◆ Short exercise ◆
Copy out the lines that include the word "phrase".

◆ Raw records ◆
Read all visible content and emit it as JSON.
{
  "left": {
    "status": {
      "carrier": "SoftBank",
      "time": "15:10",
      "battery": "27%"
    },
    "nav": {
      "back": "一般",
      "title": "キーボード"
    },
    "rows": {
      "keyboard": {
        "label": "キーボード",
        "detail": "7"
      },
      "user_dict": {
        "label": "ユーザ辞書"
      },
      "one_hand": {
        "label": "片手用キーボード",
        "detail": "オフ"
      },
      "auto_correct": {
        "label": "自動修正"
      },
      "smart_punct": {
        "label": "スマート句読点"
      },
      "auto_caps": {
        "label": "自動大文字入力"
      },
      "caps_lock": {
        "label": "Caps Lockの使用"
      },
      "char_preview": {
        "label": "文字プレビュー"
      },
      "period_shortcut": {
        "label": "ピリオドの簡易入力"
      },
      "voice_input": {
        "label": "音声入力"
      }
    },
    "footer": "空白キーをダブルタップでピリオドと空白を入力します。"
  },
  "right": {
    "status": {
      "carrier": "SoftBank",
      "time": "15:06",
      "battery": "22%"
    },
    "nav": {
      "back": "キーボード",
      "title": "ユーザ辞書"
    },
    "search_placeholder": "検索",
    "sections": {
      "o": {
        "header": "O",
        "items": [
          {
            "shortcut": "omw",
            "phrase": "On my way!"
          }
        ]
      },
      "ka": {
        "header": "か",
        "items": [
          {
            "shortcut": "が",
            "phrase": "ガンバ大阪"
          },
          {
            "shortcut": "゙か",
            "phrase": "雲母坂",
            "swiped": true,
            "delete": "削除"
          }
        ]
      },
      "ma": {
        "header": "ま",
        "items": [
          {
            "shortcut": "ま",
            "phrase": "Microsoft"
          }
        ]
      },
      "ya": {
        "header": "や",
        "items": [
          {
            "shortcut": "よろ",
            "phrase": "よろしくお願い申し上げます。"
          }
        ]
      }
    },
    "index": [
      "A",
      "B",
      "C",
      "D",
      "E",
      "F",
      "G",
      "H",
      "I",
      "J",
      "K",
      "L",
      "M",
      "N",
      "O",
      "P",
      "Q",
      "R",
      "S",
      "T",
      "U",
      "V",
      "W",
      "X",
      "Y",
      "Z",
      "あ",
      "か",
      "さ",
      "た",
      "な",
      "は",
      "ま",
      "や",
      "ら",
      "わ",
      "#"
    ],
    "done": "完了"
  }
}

◆ Completed task ◆
            "phrase": "On my way!"
            "phrase": "ガンバ大阪"
            "phrase": "雲母坂",
            "phrase": "Microsoft"
            "phrase": "よろしくお願い申し上げます。"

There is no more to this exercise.